Exercise prompt = Look through the data below and return each line where "content" appears.

Data extracted from a collection

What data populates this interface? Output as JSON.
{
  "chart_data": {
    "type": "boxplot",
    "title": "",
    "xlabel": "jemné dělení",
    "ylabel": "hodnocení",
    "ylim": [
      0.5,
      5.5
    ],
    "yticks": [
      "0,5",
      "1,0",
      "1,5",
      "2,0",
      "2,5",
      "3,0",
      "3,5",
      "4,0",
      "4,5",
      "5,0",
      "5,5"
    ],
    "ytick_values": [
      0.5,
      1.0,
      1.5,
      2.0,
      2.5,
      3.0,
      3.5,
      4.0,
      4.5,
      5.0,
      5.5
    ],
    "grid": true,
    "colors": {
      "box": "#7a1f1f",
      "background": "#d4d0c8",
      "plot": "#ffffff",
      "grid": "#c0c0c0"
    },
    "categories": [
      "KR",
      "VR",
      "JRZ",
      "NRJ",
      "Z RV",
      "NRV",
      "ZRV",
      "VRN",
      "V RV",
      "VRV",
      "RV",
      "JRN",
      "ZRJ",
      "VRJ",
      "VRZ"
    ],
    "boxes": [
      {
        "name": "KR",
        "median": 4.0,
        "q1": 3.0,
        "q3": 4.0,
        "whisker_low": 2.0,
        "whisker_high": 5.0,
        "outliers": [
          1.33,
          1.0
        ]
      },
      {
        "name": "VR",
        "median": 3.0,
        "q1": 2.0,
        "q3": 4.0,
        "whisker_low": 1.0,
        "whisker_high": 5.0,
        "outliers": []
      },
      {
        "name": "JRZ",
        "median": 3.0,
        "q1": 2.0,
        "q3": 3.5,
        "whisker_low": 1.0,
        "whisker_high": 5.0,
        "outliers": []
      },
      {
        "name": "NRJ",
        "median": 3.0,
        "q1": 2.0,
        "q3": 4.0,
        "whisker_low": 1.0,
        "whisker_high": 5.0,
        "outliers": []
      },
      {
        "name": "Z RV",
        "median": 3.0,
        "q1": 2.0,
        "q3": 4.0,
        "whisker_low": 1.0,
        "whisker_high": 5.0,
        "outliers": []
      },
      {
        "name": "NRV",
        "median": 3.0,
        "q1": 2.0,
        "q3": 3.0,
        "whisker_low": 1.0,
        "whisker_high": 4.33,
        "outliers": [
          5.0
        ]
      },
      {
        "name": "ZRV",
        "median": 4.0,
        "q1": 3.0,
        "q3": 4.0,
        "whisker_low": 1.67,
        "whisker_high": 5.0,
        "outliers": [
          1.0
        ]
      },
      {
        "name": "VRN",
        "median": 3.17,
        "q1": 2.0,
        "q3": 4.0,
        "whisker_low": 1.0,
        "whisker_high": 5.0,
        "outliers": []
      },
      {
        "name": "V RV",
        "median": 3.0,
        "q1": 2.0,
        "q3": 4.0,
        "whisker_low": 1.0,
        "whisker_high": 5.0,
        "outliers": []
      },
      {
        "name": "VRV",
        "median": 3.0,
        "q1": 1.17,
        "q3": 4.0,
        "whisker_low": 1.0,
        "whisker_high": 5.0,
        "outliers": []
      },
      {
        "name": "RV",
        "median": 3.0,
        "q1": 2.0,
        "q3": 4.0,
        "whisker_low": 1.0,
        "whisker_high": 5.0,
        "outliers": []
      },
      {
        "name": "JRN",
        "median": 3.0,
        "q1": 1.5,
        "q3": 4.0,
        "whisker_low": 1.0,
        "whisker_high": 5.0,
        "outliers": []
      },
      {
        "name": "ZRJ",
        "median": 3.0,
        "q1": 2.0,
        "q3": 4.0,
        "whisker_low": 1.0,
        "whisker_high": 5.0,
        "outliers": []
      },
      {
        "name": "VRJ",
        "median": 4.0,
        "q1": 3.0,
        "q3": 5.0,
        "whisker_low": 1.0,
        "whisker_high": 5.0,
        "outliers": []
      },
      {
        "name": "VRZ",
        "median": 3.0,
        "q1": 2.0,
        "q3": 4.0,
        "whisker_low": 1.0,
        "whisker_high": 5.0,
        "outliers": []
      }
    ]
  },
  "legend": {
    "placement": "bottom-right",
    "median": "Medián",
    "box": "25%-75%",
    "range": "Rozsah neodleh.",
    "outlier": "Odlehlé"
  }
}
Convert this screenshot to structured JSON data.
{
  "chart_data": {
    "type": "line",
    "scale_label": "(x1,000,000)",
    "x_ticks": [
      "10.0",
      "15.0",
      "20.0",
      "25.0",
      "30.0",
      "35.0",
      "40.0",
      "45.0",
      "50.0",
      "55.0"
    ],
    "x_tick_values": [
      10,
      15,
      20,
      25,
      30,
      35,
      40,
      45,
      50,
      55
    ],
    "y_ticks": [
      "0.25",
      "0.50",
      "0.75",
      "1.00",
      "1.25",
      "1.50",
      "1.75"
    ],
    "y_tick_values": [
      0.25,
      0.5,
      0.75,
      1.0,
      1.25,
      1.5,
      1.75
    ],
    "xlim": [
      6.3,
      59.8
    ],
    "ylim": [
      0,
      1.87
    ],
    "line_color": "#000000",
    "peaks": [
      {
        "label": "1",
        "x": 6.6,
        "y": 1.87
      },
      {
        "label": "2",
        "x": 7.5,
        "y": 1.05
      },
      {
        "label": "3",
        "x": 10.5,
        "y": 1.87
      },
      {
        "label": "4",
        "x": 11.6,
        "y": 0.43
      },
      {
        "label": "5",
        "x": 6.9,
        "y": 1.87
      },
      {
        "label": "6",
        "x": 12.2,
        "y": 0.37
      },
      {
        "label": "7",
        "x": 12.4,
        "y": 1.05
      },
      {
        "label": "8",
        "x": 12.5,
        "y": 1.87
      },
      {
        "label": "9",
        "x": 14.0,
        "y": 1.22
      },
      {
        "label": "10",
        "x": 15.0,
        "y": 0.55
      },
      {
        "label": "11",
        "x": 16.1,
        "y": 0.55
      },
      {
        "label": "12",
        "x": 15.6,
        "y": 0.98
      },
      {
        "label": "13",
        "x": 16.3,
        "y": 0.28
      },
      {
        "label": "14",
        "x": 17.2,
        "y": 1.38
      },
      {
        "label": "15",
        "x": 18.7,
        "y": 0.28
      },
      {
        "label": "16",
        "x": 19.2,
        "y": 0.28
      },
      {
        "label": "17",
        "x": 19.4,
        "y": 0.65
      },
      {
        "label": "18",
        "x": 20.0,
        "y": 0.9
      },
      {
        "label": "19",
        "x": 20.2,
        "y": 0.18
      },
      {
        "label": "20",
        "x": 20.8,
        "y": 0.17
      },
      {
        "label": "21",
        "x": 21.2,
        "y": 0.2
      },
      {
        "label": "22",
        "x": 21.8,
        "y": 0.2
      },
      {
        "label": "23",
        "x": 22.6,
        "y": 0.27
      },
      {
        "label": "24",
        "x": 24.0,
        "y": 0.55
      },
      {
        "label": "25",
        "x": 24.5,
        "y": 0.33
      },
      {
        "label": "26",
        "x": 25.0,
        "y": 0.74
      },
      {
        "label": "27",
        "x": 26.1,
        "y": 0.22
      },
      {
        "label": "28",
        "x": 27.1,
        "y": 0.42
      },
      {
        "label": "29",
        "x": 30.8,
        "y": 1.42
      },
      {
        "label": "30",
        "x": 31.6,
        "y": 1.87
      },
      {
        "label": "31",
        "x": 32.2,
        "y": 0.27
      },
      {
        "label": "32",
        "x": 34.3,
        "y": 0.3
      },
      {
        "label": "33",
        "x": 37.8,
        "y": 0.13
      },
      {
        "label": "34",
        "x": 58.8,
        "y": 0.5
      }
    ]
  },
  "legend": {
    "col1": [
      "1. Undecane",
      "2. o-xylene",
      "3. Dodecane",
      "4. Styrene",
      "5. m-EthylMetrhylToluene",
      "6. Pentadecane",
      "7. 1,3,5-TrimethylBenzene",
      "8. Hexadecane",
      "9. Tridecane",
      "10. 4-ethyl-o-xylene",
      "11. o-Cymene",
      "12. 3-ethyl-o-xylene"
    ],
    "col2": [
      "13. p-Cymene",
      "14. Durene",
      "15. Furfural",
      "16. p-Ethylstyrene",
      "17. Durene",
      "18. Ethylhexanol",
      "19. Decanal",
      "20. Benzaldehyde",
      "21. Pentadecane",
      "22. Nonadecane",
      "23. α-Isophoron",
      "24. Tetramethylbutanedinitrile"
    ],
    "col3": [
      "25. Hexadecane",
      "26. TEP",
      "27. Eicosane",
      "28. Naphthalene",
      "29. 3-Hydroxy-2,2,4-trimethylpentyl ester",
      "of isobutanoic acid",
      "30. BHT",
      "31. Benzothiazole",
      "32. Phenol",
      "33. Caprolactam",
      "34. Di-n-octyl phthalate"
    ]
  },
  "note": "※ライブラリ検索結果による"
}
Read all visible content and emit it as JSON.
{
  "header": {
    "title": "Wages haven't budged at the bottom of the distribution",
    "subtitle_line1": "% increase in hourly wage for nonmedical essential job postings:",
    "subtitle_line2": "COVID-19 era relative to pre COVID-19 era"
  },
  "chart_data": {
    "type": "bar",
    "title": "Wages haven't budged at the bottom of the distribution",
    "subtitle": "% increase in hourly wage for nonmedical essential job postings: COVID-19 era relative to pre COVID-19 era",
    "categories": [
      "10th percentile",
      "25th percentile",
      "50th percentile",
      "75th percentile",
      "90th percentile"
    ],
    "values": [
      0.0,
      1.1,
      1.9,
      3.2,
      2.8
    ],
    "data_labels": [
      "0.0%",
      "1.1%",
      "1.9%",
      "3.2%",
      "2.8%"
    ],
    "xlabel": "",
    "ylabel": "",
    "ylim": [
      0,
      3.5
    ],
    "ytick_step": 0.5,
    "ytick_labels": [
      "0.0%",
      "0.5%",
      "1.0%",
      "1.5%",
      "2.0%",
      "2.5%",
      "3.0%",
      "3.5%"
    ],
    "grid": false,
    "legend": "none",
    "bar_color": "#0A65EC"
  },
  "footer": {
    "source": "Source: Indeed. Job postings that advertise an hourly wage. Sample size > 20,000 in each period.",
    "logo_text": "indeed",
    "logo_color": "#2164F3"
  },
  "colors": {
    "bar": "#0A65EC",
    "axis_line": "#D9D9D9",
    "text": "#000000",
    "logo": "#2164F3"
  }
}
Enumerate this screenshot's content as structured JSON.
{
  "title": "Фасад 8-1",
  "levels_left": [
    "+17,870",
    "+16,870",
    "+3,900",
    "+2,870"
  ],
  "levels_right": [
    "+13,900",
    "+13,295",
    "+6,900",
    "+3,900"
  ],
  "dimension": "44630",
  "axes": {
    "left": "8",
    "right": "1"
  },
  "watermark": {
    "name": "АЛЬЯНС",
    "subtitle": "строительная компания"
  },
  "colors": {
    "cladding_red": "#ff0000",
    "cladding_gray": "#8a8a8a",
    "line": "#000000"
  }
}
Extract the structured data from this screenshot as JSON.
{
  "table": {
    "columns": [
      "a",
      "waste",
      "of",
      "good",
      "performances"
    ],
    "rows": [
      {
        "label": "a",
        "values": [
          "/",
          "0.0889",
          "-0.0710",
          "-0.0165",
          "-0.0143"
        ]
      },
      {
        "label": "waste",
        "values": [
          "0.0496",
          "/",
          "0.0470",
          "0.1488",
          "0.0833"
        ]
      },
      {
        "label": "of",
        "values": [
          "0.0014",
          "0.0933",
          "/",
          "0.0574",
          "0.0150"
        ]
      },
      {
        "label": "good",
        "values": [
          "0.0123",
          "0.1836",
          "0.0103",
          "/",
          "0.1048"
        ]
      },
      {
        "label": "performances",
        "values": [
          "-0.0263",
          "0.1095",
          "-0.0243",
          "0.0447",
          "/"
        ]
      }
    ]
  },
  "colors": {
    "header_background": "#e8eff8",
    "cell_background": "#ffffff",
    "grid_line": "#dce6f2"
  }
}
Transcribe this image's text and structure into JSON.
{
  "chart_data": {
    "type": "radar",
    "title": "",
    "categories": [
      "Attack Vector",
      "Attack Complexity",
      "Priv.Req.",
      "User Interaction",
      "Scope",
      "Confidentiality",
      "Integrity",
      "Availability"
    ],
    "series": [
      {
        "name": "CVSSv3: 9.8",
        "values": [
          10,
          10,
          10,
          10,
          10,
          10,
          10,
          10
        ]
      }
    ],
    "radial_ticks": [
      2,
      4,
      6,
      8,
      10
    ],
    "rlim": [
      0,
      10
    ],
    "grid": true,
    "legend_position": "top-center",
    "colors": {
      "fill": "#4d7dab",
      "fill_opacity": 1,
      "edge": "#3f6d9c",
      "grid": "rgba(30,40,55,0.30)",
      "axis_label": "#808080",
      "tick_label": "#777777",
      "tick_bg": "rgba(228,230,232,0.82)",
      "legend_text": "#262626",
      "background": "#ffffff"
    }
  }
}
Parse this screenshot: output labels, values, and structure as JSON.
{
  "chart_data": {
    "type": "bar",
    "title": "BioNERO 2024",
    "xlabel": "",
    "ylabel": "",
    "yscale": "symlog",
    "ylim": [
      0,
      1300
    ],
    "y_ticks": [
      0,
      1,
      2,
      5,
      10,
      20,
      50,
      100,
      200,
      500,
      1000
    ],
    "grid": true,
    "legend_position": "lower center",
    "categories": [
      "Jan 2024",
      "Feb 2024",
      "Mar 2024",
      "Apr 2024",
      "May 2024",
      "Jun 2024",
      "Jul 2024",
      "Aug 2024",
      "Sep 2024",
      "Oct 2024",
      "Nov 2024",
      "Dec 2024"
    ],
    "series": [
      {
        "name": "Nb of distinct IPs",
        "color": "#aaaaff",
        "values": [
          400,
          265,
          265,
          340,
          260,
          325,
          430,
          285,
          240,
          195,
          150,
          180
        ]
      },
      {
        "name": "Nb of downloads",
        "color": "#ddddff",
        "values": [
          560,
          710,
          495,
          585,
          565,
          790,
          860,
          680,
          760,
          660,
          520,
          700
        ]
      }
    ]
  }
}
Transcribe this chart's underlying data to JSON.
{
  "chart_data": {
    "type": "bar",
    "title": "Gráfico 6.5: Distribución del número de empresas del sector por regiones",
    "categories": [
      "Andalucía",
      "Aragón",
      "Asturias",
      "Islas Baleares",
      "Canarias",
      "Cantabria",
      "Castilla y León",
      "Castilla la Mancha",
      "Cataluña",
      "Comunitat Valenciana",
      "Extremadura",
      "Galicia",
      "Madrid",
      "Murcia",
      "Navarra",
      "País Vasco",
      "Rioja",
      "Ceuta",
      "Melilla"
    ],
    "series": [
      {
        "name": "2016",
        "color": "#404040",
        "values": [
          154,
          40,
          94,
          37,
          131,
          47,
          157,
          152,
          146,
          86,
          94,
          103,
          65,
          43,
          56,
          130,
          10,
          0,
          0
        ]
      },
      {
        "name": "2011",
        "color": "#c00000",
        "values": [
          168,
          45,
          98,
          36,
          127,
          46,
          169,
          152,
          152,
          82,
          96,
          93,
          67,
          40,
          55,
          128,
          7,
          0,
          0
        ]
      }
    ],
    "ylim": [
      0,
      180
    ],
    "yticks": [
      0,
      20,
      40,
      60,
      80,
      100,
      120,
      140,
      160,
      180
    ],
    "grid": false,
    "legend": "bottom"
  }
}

Written answer =
Read all visible content and emit it as JSON.
Enumerate this screenshot's content as structured JSON.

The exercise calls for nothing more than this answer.